Extracted records:
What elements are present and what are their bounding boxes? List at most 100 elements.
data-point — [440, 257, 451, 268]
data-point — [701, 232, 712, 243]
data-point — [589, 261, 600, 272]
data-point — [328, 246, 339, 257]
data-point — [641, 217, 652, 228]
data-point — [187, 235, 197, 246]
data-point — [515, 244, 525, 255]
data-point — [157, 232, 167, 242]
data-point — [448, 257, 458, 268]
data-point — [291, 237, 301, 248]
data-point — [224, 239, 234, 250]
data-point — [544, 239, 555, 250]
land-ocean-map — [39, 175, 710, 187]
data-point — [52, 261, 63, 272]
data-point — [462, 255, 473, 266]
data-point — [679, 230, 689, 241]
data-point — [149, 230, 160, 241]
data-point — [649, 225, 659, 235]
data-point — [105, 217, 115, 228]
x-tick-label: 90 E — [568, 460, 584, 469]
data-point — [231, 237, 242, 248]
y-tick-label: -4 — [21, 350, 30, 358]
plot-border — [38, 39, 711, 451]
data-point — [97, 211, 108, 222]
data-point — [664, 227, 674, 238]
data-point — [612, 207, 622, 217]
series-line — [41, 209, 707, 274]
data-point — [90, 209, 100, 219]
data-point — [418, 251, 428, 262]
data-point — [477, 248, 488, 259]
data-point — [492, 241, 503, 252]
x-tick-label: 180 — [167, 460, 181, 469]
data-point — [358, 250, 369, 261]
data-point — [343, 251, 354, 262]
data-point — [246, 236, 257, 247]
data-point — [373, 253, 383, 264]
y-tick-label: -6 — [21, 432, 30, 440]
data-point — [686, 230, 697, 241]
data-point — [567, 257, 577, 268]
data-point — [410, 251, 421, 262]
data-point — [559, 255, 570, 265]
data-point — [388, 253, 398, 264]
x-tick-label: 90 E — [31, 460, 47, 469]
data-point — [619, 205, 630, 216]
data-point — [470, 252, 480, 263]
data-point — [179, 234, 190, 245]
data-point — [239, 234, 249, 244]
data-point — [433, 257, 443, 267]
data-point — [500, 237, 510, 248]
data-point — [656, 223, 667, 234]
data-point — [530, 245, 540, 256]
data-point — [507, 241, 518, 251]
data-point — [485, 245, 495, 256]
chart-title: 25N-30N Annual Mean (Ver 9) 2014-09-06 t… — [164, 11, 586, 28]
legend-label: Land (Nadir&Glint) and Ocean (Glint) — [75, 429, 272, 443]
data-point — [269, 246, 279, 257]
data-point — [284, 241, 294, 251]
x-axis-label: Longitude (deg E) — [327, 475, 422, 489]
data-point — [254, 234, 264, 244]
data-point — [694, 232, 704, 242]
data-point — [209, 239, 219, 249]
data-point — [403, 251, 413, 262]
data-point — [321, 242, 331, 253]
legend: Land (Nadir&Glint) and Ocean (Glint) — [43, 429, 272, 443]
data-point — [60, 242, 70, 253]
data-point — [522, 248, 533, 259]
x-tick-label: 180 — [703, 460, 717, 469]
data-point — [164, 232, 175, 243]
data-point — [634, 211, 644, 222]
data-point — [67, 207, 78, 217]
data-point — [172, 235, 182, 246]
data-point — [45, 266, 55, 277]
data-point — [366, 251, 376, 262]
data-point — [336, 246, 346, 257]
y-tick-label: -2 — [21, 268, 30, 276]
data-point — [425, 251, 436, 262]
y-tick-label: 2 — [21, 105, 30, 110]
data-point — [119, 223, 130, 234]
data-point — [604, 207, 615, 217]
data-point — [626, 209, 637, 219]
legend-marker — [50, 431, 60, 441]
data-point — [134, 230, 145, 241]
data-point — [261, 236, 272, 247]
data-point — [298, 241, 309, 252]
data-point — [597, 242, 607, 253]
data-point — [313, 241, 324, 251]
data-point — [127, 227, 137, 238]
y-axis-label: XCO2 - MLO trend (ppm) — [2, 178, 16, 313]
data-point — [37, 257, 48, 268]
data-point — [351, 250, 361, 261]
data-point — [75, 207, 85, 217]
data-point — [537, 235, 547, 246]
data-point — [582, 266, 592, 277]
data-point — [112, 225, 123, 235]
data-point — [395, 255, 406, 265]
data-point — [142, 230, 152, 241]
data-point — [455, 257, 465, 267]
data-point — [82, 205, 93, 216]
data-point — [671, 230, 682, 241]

Objective:
Convert everything from the first line of the extracted records above down to the line containing "data-point — [619, 205, 630, 216]", both included, into a numbered list, leaving out any blank lines.

Finished answer:
1. What elements are present and what are their bounding boxes? List at most 100 elements.
2. data-point — [440, 257, 451, 268]
3. data-point — [701, 232, 712, 243]
4. data-point — [589, 261, 600, 272]
5. data-point — [328, 246, 339, 257]
6. data-point — [641, 217, 652, 228]
7. data-point — [187, 235, 197, 246]
8. data-point — [515, 244, 525, 255]
9. data-point — [157, 232, 167, 242]
10. data-point — [448, 257, 458, 268]
11. data-point — [291, 237, 301, 248]
12. data-point — [224, 239, 234, 250]
13. data-point — [544, 239, 555, 250]
14. land-ocean-map — [39, 175, 710, 187]
15. data-point — [52, 261, 63, 272]
16. data-point — [462, 255, 473, 266]
17. data-point — [679, 230, 689, 241]
18. data-point — [149, 230, 160, 241]
19. data-point — [649, 225, 659, 235]
20. data-point — [105, 217, 115, 228]
21. x-tick-label: 90 E — [568, 460, 584, 469]
22. data-point — [231, 237, 242, 248]
23. y-tick-label: -4 — [21, 350, 30, 358]
24. plot-border — [38, 39, 711, 451]
25. data-point — [97, 211, 108, 222]
26. data-point — [664, 227, 674, 238]
27. data-point — [612, 207, 622, 217]
28. series-line — [41, 209, 707, 274]
29. data-point — [90, 209, 100, 219]
30. data-point — [418, 251, 428, 262]
31. data-point — [477, 248, 488, 259]
32. data-point — [492, 241, 503, 252]
33. x-tick-label: 180 — [167, 460, 181, 469]
34. data-point — [358, 250, 369, 261]
35. data-point — [343, 251, 354, 262]
36. data-point — [246, 236, 257, 247]
37. data-point — [373, 253, 383, 264]
38. y-tick-label: -6 — [21, 432, 30, 440]
39. data-point — [686, 230, 697, 241]
40. data-point — [567, 257, 577, 268]
41. data-point — [410, 251, 421, 262]
42. data-point — [559, 255, 570, 265]
43. data-point — [388, 253, 398, 264]
44. x-tick-label: 90 E — [31, 460, 47, 469]
45. data-point — [619, 205, 630, 216]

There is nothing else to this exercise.